**PROBLEM REQUIREMENTS**
Output all lines exactly, with nothing added or dropped.

**Dataset excerpt**
__________
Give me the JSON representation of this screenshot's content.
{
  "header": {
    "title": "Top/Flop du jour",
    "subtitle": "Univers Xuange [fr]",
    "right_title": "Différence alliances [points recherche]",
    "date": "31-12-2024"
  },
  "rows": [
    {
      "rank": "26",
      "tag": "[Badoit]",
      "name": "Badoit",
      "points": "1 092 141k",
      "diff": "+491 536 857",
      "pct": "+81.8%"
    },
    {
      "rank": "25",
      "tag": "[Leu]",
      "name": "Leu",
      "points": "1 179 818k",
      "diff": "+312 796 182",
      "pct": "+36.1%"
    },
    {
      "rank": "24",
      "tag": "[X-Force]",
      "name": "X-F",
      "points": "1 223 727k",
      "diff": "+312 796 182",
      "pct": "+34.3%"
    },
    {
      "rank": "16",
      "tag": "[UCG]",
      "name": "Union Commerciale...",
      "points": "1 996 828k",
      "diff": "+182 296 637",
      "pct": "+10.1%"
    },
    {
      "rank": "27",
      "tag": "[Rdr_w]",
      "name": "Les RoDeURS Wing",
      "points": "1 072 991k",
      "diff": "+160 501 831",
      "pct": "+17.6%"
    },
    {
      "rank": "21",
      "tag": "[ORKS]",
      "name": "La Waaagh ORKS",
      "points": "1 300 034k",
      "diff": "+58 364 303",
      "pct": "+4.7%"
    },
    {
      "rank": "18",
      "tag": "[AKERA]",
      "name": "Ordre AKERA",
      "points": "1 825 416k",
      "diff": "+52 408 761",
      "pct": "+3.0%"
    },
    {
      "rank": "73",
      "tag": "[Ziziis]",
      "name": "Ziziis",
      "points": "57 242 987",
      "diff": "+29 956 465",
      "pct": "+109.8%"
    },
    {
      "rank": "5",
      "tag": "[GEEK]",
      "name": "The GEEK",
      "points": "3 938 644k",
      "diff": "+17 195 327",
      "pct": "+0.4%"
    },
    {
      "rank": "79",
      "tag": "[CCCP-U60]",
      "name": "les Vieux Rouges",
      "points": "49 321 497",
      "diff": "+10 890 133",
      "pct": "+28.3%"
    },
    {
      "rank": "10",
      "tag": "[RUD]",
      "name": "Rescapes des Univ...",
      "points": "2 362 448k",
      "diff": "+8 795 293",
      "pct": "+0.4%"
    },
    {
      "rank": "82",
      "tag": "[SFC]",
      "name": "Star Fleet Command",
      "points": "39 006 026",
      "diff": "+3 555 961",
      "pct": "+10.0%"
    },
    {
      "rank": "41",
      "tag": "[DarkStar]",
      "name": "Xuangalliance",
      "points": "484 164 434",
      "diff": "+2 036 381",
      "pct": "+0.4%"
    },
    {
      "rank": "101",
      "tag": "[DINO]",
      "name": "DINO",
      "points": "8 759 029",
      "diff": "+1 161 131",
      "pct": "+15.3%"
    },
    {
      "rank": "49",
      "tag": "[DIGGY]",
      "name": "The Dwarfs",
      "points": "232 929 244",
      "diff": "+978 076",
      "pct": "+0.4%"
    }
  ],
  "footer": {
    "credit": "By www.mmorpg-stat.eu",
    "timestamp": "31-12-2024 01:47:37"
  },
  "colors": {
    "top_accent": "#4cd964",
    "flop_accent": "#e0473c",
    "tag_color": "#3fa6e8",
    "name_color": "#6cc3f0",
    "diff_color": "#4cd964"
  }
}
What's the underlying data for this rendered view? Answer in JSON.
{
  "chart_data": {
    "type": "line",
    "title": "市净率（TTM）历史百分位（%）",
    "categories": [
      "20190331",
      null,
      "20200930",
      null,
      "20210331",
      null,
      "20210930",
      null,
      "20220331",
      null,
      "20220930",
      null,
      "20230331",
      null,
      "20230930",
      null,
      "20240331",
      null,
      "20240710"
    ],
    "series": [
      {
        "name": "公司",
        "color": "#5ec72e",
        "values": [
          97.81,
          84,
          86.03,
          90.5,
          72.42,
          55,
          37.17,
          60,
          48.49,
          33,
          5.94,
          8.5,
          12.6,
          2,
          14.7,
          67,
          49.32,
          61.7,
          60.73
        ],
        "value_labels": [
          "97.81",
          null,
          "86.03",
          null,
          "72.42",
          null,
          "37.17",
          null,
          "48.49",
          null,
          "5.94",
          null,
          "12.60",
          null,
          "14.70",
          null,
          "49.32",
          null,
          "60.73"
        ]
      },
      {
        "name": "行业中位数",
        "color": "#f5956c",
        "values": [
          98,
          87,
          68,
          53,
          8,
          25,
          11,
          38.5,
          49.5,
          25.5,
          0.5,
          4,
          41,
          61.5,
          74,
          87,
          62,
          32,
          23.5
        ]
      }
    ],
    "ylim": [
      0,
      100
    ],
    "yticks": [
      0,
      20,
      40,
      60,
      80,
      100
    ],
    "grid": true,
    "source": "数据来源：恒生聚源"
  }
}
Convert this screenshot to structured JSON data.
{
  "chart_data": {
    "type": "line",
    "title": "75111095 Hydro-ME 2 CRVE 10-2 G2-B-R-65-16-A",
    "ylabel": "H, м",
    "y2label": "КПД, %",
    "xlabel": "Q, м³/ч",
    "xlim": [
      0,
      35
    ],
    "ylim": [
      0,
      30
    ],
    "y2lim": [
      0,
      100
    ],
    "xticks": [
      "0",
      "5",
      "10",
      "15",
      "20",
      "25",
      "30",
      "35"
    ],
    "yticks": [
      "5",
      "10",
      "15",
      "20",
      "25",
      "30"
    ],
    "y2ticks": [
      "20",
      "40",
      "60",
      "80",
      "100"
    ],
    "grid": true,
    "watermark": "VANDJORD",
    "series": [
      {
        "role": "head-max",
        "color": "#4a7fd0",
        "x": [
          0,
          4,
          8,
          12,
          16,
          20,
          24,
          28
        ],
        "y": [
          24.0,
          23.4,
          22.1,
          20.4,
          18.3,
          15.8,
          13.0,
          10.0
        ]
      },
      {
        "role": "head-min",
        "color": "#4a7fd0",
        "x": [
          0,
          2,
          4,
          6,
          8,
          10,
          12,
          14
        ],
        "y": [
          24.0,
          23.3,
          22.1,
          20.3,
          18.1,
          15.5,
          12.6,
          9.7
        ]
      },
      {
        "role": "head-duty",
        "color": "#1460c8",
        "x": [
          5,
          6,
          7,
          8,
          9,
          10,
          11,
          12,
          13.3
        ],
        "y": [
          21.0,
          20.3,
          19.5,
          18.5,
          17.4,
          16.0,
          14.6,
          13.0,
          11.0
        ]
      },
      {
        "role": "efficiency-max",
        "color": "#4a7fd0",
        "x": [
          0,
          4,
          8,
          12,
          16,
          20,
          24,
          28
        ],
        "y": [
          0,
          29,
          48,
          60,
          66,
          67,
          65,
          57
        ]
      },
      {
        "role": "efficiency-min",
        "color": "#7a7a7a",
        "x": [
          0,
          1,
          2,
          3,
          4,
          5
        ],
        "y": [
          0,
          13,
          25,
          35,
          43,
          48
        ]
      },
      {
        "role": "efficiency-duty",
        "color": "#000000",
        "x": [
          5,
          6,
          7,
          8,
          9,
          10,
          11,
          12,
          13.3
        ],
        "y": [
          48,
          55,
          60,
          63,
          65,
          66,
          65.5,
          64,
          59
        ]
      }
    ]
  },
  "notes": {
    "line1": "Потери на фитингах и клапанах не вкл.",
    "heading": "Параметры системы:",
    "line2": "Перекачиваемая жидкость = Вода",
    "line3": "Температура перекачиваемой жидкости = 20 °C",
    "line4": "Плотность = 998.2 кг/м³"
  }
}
__________
**ANSWER TO THIS TASK**
Give me the JSON representation of this screenshot's content.
{
  "header": {
    "title": "Top/Flop du jour",
    "subtitle": "Univers Xuange [fr]",
    "right_title": "Différence alliances [points recherche]",
    "date": "31-12-2024"
  },
  "rows": [
    {
      "rank": "26",
      "tag": "[Badoit]",
      "name": "Badoit",
      "points": "1 092 141k",
      "diff": "+491 536 857",
      "pct": "+81.8%"
    },
    {
      "rank": "25",
      "tag": "[Leu]",
      "name": "Leu",
      "points": "1 179 818k",
      "diff": "+312 796 182",
      "pct": "+36.1%"
    },
    {
      "rank": "24",
      "tag": "[X-Force]",
      "name": "X-F",
      "points": "1 223 727k",
      "diff": "+312 796 182",
      "pct": "+34.3%"
    },
    {
      "rank": "16",
      "tag": "[UCG]",
      "name": "Union Commerciale...",
      "points": "1 996 828k",
      "diff": "+182 296 637",
      "pct": "+10.1%"
    },
    {
      "rank": "27",
      "tag": "[Rdr_w]",
      "name": "Les RoDeURS Wing",
      "points": "1 072 991k",
      "diff": "+160 501 831",
      "pct": "+17.6%"
    },
    {
      "rank": "21",
      "tag": "[ORKS]",
      "name": "La Waaagh ORKS",
      "points": "1 300 034k",
      "diff": "+58 364 303",
      "pct": "+4.7%"
    },
    {
      "rank": "18",
      "tag": "[AKERA]",
      "name": "Ordre AKERA",
      "points": "1 825 416k",
      "diff": "+52 408 761",
      "pct": "+3.0%"
    },
    {
      "rank": "73",
      "tag": "[Ziziis]",
      "name": "Ziziis",
      "points": "57 242 987",
      "diff": "+29 956 465",
      "pct": "+109.8%"
    },
    {
      "rank": "5",
      "tag": "[GEEK]",
      "name": "The GEEK",
      "points": "3 938 644k",
      "diff": "+17 195 327",
      "pct": "+0.4%"
    },
    {
      "rank": "79",
      "tag": "[CCCP-U60]",
      "name": "les Vieux Rouges",
      "points": "49 321 497",
      "diff": "+10 890 133",
      "pct": "+28.3%"
    },
    {
      "rank": "10",
      "tag": "[RUD]",
      "name": "Rescapes des Univ...",
      "points": "2 362 448k",
      "diff": "+8 795 293",
      "pct": "+0.4%"
    },
    {
      "rank": "82",
      "tag": "[SFC]",
      "name": "Star Fleet Command",
      "points": "39 006 026",
      "diff": "+3 555 961",
      "pct": "+10.0%"
    },
    {
      "rank": "41",
      "tag": "[DarkStar]",
      "name": "Xuangalliance",
      "points": "484 164 434",
      "diff": "+2 036 381",
      "pct": "+0.4%"
    },
    {
      "rank": "101",
      "tag": "[DINO]",
      "name": "DINO",
      "points": "8 759 029",
      "diff": "+1 161 131",
      "pct": "+15.3%"
    },
    {
      "rank": "49",
      "tag": "[DIGGY]",
      "name": "The Dwarfs",
      "points": "232 929 244",
      "diff": "+978 076",
      "pct": "+0.4%"
    }
  ],
  "footer": {
    "credit": "By www.mmorpg-stat.eu",
    "timestamp": "31-12-2024 01:47:37"
  },
  "colors": {
    "top_accent": "#4cd964",
    "flop_accent": "#e0473c",
    "tag_color": "#3fa6e8",
    "name_color": "#6cc3f0",
    "diff_color": "#4cd964"
  }
}
What's the underlying data for this rendered view? Answer in JSON.
{
  "chart_data": {
    "type": "line",
    "title": "市净率（TTM）历史百分位（%）",
    "categories": [
      "20190331",
      null,
      "20200930",
      null,
      "20210331",
      null,
      "20210930",
      null,
      "20220331",
      null,
      "20220930",
      null,
      "20230331",
      null,
      "20230930",
      null,
      "20240331",
      null,
      "20240710"
    ],
    "series": [
      {
        "name": "公司",
        "color": "#5ec72e",
        "values": [
          97.81,
          84,
          86.03,
          90.5,
          72.42,
          55,
          37.17,
          60,
          48.49,
          33,
          5.94,
          8.5,
          12.6,
          2,
          14.7,
          67,
          49.32,
          61.7,
          60.73
        ],
        "value_labels": [
          "97.81",
          null,
          "86.03",
          null,
          "72.42",
          null,
          "37.17",
          null,
          "48.49",
          null,
          "5.94",
          null,
          "12.60",
          null,
          "14.70",
          null,
          "49.32",
          null,
          "60.73"
        ]
      },
      {
        "name": "行业中位数",
        "color": "#f5956c",
        "values": [
          98,
          87,
          68,
          53,
          8,
          25,
          11,
          38.5,
          49.5,
          25.5,
          0.5,
          4,
          41,
          61.5,
          74,
          87,
          62,
          32,
          23.5
        ]
      }
    ],
    "ylim": [
      0,
      100
    ],
    "yticks": [
      0,
      20,
      40,
      60,
      80,
      100
    ],
    "grid": true,
    "source": "数据来源：恒生聚源"
  }
}
Convert this screenshot to structured JSON data.
{
  "chart_data": {
    "type": "line",
    "title": "75111095 Hydro-ME 2 CRVE 10-2 G2-B-R-65-16-A",
    "ylabel": "H, м",
    "y2label": "КПД, %",
    "xlabel": "Q, м³/ч",
    "xlim": [
      0,
      35
    ],
    "ylim": [
      0,
      30
    ],
    "y2lim": [
      0,
      100
    ],
    "xticks": [
      "0",
      "5",
      "10",
      "15",
      "20",
      "25",
      "30",
      "35"
    ],
    "yticks": [
      "5",
      "10",
      "15",
      "20",
      "25",
      "30"
    ],
    "y2ticks": [
      "20",
      "40",
      "60",
      "80",
      "100"
    ],
    "grid": true,
    "watermark": "VANDJORD",
    "series": [
      {
        "role": "head-max",
        "color": "#4a7fd0",
        "x": [
          0,
          4,
          8,
          12,
          16,
          20,
          24,
          28
        ],
        "y": [
          24.0,
          23.4,
          22.1,
          20.4,
          18.3,
          15.8,
          13.0,
          10.0
        ]
      },
      {
        "role": "head-min",
        "color": "#4a7fd0",
        "x": [
          0,
          2,
          4,
          6,
          8,
          10,
          12,
          14
        ],
        "y": [
          24.0,
          23.3,
          22.1,
          20.3,
          18.1,
          15.5,
          12.6,
          9.7
        ]
      },
      {
        "role": "head-duty",
        "color": "#1460c8",
        "x": [
          5,
          6,
          7,
          8,
          9,
          10,
          11,
          12,
          13.3
        ],
        "y": [
          21.0,
          20.3,
          19.5,
          18.5,
          17.4,
          16.0,
          14.6,
          13.0,
          11.0
        ]
      },
      {
        "role": "efficiency-max",
        "color": "#4a7fd0",
        "x": [
          0,
          4,
          8,
          12,
          16,
          20,
          24,
          28
        ],
        "y": [
          0,
          29,
          48,
          60,
          66,
          67,
          65,
          57
        ]
      },
      {
        "role": "efficiency-min",
        "color": "#7a7a7a",
        "x": [
          0,
          1,
          2,
          3,
          4,
          5
        ],
        "y": [
          0,
          13,
          25,
          35,
          43,
          48
        ]
      },
      {
        "role": "efficiency-duty",
        "color": "#000000",
        "x": [
          5,
          6,
          7,
          8,
          9,
          10,
          11,
          12,
          13.3
        ],
        "y": [
          48,
          55,
          60,
          63,
          65,
          66,
          65.5,
          64,
          59
        ]
      }
    ]
  },
  "notes": {
    "line1": "Потери на фитингах и клапанах не вкл.",
    "heading": "Параметры системы:",
    "line2": "Перекачиваемая жидкость = Вода",
    "line3": "Температура перекачиваемой жидкости = 20 °C",
    "line4": "Плотность = 998.2 кг/м³"
  }
}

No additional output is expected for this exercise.